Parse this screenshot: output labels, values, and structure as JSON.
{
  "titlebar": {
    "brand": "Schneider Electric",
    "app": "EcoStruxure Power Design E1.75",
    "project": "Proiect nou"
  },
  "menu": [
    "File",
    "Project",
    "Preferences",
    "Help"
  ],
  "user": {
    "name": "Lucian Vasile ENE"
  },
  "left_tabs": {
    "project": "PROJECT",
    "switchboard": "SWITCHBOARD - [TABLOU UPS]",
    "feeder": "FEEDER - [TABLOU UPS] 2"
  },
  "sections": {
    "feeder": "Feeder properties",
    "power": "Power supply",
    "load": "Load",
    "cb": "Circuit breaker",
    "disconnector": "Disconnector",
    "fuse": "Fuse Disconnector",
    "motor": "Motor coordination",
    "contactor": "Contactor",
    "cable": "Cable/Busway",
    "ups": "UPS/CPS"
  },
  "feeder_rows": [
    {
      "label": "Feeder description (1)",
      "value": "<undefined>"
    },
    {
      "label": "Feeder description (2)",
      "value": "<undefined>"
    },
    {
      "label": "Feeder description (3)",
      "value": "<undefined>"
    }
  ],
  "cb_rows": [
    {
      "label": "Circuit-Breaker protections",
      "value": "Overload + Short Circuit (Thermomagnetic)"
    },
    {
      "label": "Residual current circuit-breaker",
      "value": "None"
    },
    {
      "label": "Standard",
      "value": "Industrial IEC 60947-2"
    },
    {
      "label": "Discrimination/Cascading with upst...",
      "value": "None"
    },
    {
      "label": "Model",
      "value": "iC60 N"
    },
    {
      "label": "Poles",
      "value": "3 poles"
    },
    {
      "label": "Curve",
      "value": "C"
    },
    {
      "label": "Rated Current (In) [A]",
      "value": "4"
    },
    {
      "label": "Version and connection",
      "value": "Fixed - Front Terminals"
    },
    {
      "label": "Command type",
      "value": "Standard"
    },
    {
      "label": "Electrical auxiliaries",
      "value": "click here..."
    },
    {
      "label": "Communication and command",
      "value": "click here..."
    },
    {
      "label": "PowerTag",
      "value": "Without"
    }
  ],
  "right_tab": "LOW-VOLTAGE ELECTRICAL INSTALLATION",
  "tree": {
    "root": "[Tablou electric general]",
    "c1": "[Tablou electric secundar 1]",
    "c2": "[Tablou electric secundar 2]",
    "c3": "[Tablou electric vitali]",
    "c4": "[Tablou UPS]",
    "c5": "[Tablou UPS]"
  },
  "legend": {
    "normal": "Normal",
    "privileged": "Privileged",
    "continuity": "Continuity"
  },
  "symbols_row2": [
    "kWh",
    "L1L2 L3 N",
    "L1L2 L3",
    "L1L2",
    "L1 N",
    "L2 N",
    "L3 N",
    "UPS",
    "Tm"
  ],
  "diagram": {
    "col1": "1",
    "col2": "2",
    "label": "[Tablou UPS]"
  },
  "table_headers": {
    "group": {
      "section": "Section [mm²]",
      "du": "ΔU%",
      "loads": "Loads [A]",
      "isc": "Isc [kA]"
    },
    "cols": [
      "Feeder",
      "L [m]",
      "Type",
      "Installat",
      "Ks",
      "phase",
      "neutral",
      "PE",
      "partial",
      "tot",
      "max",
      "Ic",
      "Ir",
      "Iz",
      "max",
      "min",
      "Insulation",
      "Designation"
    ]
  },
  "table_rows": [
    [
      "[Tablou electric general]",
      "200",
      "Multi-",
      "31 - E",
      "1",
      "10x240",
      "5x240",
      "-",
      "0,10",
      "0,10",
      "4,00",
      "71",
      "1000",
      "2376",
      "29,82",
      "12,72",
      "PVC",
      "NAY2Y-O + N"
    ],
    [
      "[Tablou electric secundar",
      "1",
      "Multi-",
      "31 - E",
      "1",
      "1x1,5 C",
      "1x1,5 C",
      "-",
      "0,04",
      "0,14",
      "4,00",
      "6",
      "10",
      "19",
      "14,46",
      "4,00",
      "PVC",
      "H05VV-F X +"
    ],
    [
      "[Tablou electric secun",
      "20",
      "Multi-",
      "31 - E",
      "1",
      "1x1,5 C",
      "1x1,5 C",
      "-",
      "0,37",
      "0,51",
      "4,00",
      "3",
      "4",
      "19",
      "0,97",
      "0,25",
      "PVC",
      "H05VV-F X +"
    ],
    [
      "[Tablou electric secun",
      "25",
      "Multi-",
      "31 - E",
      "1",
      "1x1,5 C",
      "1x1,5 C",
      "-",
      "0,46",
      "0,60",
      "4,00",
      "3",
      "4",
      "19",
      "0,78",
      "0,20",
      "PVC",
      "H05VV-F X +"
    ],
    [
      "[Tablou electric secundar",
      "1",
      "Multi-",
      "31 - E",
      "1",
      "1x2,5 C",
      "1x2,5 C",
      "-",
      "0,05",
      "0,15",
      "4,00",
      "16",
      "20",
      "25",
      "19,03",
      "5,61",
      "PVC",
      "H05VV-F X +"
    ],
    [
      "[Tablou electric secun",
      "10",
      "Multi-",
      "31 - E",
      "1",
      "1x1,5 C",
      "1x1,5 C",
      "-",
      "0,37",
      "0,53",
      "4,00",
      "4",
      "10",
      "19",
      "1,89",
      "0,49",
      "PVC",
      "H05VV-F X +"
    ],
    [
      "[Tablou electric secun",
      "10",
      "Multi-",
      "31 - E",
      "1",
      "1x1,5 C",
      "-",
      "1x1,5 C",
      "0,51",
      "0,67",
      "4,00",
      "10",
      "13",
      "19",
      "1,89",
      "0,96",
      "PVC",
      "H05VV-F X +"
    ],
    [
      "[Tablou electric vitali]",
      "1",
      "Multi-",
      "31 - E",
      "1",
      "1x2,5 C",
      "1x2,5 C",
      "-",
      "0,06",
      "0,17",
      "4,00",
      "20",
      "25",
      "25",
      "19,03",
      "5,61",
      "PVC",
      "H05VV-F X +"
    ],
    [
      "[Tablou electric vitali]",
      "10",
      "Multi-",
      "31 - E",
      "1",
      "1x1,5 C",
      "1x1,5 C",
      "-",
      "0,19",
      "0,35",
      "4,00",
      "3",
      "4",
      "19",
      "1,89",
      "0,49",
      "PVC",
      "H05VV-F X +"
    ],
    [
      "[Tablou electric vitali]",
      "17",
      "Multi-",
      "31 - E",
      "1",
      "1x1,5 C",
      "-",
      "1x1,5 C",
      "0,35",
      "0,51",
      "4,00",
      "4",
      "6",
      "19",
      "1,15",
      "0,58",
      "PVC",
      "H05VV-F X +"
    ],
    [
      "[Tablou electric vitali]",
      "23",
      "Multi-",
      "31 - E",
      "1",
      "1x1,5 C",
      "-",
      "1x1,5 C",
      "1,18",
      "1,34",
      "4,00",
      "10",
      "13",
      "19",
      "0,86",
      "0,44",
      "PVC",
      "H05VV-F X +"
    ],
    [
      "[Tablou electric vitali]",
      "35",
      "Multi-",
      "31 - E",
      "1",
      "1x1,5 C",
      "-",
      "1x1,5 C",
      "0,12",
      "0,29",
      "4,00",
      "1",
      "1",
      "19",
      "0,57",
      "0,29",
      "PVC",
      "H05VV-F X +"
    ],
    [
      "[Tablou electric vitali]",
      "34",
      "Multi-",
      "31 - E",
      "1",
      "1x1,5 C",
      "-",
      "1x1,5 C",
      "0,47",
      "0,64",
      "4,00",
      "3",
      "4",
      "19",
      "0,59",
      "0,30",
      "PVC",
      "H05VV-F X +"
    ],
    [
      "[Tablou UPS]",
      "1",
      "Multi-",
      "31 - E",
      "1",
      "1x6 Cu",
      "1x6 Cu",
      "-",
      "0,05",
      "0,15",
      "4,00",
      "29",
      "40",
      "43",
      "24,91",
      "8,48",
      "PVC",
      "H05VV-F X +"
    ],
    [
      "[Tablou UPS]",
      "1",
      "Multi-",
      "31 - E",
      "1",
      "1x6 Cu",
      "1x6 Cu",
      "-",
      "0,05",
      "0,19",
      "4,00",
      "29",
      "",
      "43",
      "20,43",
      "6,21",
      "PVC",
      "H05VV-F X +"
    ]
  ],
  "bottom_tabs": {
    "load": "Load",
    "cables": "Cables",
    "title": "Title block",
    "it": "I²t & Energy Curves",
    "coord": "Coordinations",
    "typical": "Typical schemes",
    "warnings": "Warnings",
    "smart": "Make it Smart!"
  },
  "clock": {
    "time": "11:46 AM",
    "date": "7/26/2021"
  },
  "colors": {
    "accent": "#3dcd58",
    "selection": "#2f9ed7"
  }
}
-.-.-
- _Task to complete_: For the listing above, identify each line bearing "secundar".

- _Right answer_:
    "c1": "[Tablou electric secundar 1]",
    "c2": "[Tablou electric secundar 2]",
      "[Tablou electric secundar",
      "[Tablou electric secundar",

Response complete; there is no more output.